(Records)
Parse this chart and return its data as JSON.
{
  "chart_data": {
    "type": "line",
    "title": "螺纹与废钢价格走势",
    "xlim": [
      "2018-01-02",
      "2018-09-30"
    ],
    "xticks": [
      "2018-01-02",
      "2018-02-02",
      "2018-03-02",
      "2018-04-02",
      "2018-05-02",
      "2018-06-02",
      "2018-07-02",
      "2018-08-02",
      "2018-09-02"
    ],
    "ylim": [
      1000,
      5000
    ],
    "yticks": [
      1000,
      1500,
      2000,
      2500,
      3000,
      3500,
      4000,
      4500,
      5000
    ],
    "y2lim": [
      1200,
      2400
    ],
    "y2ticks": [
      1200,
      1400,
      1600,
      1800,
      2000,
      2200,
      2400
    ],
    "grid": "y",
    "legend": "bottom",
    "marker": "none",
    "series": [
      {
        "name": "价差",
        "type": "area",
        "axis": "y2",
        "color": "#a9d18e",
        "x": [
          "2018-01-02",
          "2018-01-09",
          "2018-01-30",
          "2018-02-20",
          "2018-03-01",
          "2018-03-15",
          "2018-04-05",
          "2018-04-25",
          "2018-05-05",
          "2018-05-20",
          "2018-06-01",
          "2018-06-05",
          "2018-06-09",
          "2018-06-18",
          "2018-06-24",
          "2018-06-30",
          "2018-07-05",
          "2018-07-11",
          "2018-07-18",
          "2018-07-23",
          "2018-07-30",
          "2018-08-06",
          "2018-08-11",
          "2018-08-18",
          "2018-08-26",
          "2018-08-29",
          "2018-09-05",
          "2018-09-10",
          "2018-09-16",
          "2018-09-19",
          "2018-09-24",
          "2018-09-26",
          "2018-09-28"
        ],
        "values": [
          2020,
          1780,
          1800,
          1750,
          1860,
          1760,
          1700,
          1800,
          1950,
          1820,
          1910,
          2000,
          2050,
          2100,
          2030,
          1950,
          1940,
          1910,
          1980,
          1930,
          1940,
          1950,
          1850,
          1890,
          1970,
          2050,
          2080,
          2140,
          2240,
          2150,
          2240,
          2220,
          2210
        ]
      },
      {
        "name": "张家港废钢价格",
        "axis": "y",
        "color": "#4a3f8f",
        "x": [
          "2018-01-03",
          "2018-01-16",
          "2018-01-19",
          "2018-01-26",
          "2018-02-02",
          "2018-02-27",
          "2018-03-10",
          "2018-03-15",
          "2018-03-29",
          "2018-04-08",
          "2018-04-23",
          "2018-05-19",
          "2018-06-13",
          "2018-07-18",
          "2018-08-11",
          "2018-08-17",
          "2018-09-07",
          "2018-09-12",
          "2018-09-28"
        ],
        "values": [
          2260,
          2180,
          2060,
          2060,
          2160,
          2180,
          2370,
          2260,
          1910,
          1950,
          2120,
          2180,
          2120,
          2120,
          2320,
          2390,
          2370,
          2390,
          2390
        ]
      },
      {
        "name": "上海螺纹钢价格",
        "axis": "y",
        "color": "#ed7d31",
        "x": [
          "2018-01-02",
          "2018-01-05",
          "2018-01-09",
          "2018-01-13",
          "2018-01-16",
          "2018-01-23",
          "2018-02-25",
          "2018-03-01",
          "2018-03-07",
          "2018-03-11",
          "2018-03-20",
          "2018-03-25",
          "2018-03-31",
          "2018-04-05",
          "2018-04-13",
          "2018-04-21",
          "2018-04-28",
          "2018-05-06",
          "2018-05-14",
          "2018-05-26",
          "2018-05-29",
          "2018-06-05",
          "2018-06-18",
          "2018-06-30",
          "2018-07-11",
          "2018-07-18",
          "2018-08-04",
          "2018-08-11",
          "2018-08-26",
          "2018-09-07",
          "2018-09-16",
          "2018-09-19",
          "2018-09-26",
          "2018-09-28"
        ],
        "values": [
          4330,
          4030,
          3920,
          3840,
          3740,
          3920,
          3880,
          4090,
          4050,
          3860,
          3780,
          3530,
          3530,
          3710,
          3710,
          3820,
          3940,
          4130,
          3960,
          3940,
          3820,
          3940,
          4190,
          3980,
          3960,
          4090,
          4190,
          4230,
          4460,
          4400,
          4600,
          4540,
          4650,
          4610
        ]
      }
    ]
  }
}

» **Written request**
Type out the full listing again, exactly as given.

» **Task solution**
Parse this chart and return its data as JSON.
{
  "chart_data": {
    "type": "line",
    "title": "螺纹与废钢价格走势",
    "xlim": [
      "2018-01-02",
      "2018-09-30"
    ],
    "xticks": [
      "2018-01-02",
      "2018-02-02",
      "2018-03-02",
      "2018-04-02",
      "2018-05-02",
      "2018-06-02",
      "2018-07-02",
      "2018-08-02",
      "2018-09-02"
    ],
    "ylim": [
      1000,
      5000
    ],
    "yticks": [
      1000,
      1500,
      2000,
      2500,
      3000,
      3500,
      4000,
      4500,
      5000
    ],
    "y2lim": [
      1200,
      2400
    ],
    "y2ticks": [
      1200,
      1400,
      1600,
      1800,
      2000,
      2200,
      2400
    ],
    "grid": "y",
    "legend": "bottom",
    "marker": "none",
    "series": [
      {
        "name": "价差",
        "type": "area",
        "axis": "y2",
        "color": "#a9d18e",
        "x": [
          "2018-01-02",
          "2018-01-09",
          "2018-01-30",
          "2018-02-20",
          "2018-03-01",
          "2018-03-15",
          "2018-04-05",
          "2018-04-25",
          "2018-05-05",
          "2018-05-20",
          "2018-06-01",
          "2018-06-05",
          "2018-06-09",
          "2018-06-18",
          "2018-06-24",
          "2018-06-30",
          "2018-07-05",
          "2018-07-11",
          "2018-07-18",
          "2018-07-23",
          "2018-07-30",
          "2018-08-06",
          "2018-08-11",
          "2018-08-18",
          "2018-08-26",
          "2018-08-29",
          "2018-09-05",
          "2018-09-10",
          "2018-09-16",
          "2018-09-19",
          "2018-09-24",
          "2018-09-26",
          "2018-09-28"
        ],
        "values": [
          2020,
          1780,
          1800,
          1750,
          1860,
          1760,
          1700,
          1800,
          1950,
          1820,
          1910,
          2000,
          2050,
          2100,
          2030,
          1950,
          1940,
          1910,
          1980,
          1930,
          1940,
          1950,
          1850,
          1890,
          1970,
          2050,
          2080,
          2140,
          2240,
          2150,
          2240,
          2220,
          2210
        ]
      },
      {
        "name": "张家港废钢价格",
        "axis": "y",
        "color": "#4a3f8f",
        "x": [
          "2018-01-03",
          "2018-01-16",
          "2018-01-19",
          "2018-01-26",
          "2018-02-02",
          "2018-02-27",
          "2018-03-10",
          "2018-03-15",
          "2018-03-29",
          "2018-04-08",
          "2018-04-23",
          "2018-05-19",
          "2018-06-13",
          "2018-07-18",
          "2018-08-11",
          "2018-08-17",
          "2018-09-07",
          "2018-09-12",
          "2018-09-28"
        ],
        "values": [
          2260,
          2180,
          2060,
          2060,
          2160,
          2180,
          2370,
          2260,
          1910,
          1950,
          2120,
          2180,
          2120,
          2120,
          2320,
          2390,
          2370,
          2390,
          2390
        ]
      },
      {
        "name": "上海螺纹钢价格",
        "axis": "y",
        "color": "#ed7d31",
        "x": [
          "2018-01-02",
          "2018-01-05",
          "2018-01-09",
          "2018-01-13",
          "2018-01-16",
          "2018-01-23",
          "2018-02-25",
          "2018-03-01",
          "2018-03-07",
          "2018-03-11",
          "2018-03-20",
          "2018-03-25",
          "2018-03-31",
          "2018-04-05",
          "2018-04-13",
          "2018-04-21",
          "2018-04-28",
          "2018-05-06",
          "2018-05-14",
          "2018-05-26",
          "2018-05-29",
          "2018-06-05",
          "2018-06-18",
          "2018-06-30",
          "2018-07-11",
          "2018-07-18",
          "2018-08-04",
          "2018-08-11",
          "2018-08-26",
          "2018-09-07",
          "2018-09-16",
          "2018-09-19",
          "2018-09-26",
          "2018-09-28"
        ],
        "values": [
          4330,
          4030,
          3920,
          3840,
          3740,
          3920,
          3880,
          4090,
          4050,
          3860,
          3780,
          3530,
          3530,
          3710,
          3710,
          3820,
          3940,
          4130,
          3960,
          3940,
          3820,
          3940,
          4190,
          3980,
          3960,
          4090,
          4190,
          4230,
          4460,
          4400,
          4600,
          4540,
          4650,
          4610
        ]
      }
    ]
  }
}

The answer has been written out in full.